§ **TASK INPUTS**:

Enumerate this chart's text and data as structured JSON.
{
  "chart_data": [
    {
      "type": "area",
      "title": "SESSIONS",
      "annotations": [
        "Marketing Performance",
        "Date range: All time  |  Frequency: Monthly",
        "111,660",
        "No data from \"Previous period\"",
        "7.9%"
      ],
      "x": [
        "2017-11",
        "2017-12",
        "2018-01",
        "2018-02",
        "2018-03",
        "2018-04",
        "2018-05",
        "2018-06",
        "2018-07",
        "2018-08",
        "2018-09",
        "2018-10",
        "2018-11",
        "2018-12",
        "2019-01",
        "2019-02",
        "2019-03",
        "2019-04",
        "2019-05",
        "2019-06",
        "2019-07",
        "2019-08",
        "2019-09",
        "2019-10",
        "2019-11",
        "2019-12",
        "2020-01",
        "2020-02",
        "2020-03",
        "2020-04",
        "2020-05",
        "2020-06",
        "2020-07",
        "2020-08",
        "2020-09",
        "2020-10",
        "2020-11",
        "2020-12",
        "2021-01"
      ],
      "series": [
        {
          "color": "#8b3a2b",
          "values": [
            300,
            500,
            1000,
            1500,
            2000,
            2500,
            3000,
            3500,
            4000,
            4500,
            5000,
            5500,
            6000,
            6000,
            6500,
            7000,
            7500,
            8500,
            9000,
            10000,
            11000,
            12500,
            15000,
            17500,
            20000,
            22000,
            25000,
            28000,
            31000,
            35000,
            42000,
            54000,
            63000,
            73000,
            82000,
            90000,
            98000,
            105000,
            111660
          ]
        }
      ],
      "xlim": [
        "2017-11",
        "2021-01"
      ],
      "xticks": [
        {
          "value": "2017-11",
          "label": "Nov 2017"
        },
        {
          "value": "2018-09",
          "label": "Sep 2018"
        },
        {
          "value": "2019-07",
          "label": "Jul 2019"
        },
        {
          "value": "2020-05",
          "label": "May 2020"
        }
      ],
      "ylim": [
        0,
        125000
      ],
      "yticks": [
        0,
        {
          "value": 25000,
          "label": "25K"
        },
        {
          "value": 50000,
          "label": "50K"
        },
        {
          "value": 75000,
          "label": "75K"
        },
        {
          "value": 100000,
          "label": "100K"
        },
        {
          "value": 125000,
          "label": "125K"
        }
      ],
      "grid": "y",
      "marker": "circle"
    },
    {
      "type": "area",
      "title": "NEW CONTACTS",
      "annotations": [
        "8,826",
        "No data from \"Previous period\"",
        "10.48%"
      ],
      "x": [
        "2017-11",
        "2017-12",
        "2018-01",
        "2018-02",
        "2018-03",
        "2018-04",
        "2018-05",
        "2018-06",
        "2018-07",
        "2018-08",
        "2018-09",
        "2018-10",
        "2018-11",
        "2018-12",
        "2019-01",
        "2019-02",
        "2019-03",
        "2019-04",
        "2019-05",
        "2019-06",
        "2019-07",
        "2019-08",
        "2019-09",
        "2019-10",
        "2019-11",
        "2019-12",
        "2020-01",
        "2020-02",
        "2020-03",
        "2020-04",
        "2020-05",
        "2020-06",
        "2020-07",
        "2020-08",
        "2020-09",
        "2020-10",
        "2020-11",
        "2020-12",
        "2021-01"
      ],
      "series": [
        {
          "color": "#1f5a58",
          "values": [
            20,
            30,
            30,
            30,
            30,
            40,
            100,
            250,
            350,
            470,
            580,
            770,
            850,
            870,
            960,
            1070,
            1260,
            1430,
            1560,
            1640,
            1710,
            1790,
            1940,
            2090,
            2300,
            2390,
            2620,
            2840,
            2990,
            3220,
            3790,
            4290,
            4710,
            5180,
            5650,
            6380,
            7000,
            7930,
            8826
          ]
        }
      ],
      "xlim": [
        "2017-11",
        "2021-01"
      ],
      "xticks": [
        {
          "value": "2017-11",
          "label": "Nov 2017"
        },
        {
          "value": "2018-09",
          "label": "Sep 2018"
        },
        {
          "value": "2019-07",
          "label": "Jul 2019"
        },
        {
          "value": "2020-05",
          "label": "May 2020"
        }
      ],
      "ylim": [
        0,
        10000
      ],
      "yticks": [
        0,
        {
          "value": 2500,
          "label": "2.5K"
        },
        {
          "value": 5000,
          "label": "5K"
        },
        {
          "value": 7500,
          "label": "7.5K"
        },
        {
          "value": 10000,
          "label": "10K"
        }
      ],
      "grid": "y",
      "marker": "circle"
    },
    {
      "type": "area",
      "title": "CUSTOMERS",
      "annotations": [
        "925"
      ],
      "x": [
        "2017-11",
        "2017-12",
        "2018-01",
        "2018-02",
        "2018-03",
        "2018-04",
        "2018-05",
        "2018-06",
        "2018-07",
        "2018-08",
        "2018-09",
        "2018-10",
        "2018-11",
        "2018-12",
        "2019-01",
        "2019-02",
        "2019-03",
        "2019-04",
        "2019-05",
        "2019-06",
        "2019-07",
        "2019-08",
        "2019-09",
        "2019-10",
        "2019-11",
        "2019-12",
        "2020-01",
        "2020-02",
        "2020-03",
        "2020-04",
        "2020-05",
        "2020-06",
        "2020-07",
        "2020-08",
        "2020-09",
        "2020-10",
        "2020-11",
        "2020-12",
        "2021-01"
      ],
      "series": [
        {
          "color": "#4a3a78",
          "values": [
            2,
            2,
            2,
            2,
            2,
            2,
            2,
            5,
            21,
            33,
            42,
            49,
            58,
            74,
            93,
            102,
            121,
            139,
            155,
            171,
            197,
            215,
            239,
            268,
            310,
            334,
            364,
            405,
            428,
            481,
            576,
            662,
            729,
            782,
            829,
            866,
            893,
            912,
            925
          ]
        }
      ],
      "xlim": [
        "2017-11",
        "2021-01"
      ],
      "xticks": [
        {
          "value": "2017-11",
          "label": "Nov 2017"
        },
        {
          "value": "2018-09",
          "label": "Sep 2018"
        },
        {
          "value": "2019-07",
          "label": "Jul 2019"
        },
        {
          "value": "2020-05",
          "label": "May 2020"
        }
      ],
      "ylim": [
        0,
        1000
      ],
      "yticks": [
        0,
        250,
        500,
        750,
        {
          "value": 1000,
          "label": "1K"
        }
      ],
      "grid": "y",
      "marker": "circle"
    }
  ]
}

§ **PROBLEM REQUIREMENTS**:
Output the full listing exactly as it stands.

§ **EXPECTED OUTPUT**:
Enumerate this chart's text and data as structured JSON.
{
  "chart_data": [
    {
      "type": "area",
      "title": "SESSIONS",
      "annotations": [
        "Marketing Performance",
        "Date range: All time  |  Frequency: Monthly",
        "111,660",
        "No data from \"Previous period\"",
        "7.9%"
      ],
      "x": [
        "2017-11",
        "2017-12",
        "2018-01",
        "2018-02",
        "2018-03",
        "2018-04",
        "2018-05",
        "2018-06",
        "2018-07",
        "2018-08",
        "2018-09",
        "2018-10",
        "2018-11",
        "2018-12",
        "2019-01",
        "2019-02",
        "2019-03",
        "2019-04",
        "2019-05",
        "2019-06",
        "2019-07",
        "2019-08",
        "2019-09",
        "2019-10",
        "2019-11",
        "2019-12",
        "2020-01",
        "2020-02",
        "2020-03",
        "2020-04",
        "2020-05",
        "2020-06",
        "2020-07",
        "2020-08",
        "2020-09",
        "2020-10",
        "2020-11",
        "2020-12",
        "2021-01"
      ],
      "series": [
        {
          "color": "#8b3a2b",
          "values": [
            300,
            500,
            1000,
            1500,
            2000,
            2500,
            3000,
            3500,
            4000,
            4500,
            5000,
            5500,
            6000,
            6000,
            6500,
            7000,
            7500,
            8500,
            9000,
            10000,
            11000,
            12500,
            15000,
            17500,
            20000,
            22000,
            25000,
            28000,
            31000,
            35000,
            42000,
            54000,
            63000,
            73000,
            82000,
            90000,
            98000,
            105000,
            111660
          ]
        }
      ],
      "xlim": [
        "2017-11",
        "2021-01"
      ],
      "xticks": [
        {
          "value": "2017-11",
          "label": "Nov 2017"
        },
        {
          "value": "2018-09",
          "label": "Sep 2018"
        },
        {
          "value": "2019-07",
          "label": "Jul 2019"
        },
        {
          "value": "2020-05",
          "label": "May 2020"
        }
      ],
      "ylim": [
        0,
        125000
      ],
      "yticks": [
        0,
        {
          "value": 25000,
          "label": "25K"
        },
        {
          "value": 50000,
          "label": "50K"
        },
        {
          "value": 75000,
          "label": "75K"
        },
        {
          "value": 100000,
          "label": "100K"
        },
        {
          "value": 125000,
          "label": "125K"
        }
      ],
      "grid": "y",
      "marker": "circle"
    },
    {
      "type": "area",
      "title": "NEW CONTACTS",
      "annotations": [
        "8,826",
        "No data from \"Previous period\"",
        "10.48%"
      ],
      "x": [
        "2017-11",
        "2017-12",
        "2018-01",
        "2018-02",
        "2018-03",
        "2018-04",
        "2018-05",
        "2018-06",
        "2018-07",
        "2018-08",
        "2018-09",
        "2018-10",
        "2018-11",
        "2018-12",
        "2019-01",
        "2019-02",
        "2019-03",
        "2019-04",
        "2019-05",
        "2019-06",
        "2019-07",
        "2019-08",
        "2019-09",
        "2019-10",
        "2019-11",
        "2019-12",
        "2020-01",
        "2020-02",
        "2020-03",
        "2020-04",
        "2020-05",
        "2020-06",
        "2020-07",
        "2020-08",
        "2020-09",
        "2020-10",
        "2020-11",
        "2020-12",
        "2021-01"
      ],
      "series": [
        {
          "color": "#1f5a58",
          "values": [
            20,
            30,
            30,
            30,
            30,
            40,
            100,
            250,
            350,
            470,
            580,
            770,
            850,
            870,
            960,
            1070,
            1260,
            1430,
            1560,
            1640,
            1710,
            1790,
            1940,
            2090,
            2300,
            2390,
            2620,
            2840,
            2990,
            3220,
            3790,
            4290,
            4710,
            5180,
            5650,
            6380,
            7000,
            7930,
            8826
          ]
        }
      ],
      "xlim": [
        "2017-11",
        "2021-01"
      ],
      "xticks": [
        {
          "value": "2017-11",
          "label": "Nov 2017"
        },
        {
          "value": "2018-09",
          "label": "Sep 2018"
        },
        {
          "value": "2019-07",
          "label": "Jul 2019"
        },
        {
          "value": "2020-05",
          "label": "May 2020"
        }
      ],
      "ylim": [
        0,
        10000
      ],
      "yticks": [
        0,
        {
          "value": 2500,
          "label": "2.5K"
        },
        {
          "value": 5000,
          "label": "5K"
        },
        {
          "value": 7500,
          "label": "7.5K"
        },
        {
          "value": 10000,
          "label": "10K"
        }
      ],
      "grid": "y",
      "marker": "circle"
    },
    {
      "type": "area",
      "title": "CUSTOMERS",
      "annotations": [
        "925"
      ],
      "x": [
        "2017-11",
        "2017-12",
        "2018-01",
        "2018-02",
        "2018-03",
        "2018-04",
        "2018-05",
        "2018-06",
        "2018-07",
        "2018-08",
        "2018-09",
        "2018-10",
        "2018-11",
        "2018-12",
        "2019-01",
        "2019-02",
        "2019-03",
        "2019-04",
        "2019-05",
        "2019-06",
        "2019-07",
        "2019-08",
        "2019-09",
        "2019-10",
        "2019-11",
        "2019-12",
        "2020-01",
        "2020-02",
        "2020-03",
        "2020-04",
        "2020-05",
        "2020-06",
        "2020-07",
        "2020-08",
        "2020-09",
        "2020-10",
        "2020-11",
        "2020-12",
        "2021-01"
      ],
      "series": [
        {
          "color": "#4a3a78",
          "values": [
            2,
            2,
            2,
            2,
            2,
            2,
            2,
            5,
            21,
            33,
            42,
            49,
            58,
            74,
            93,
            102,
            121,
            139,
            155,
            171,
            197,
            215,
            239,
            268,
            310,
            334,
            364,
            405,
            428,
            481,
            576,
            662,
            729,
            782,
            829,
            866,
            893,
            912,
            925
          ]
        }
      ],
      "xlim": [
        "2017-11",
        "2021-01"
      ],
      "xticks": [
        {
          "value": "2017-11",
          "label": "Nov 2017"
        },
        {
          "value": "2018-09",
          "label": "Sep 2018"
        },
        {
          "value": "2019-07",
          "label": "Jul 2019"
        },
        {
          "value": "2020-05",
          "label": "May 2020"
        }
      ],
      "ylim": [
        0,
        1000
      ],
      "yticks": [
        0,
        250,
        500,
        750,
        {
          "value": 1000,
          "label": "1K"
        }
      ],
      "grid": "y",
      "marker": "circle"
    }
  ]
}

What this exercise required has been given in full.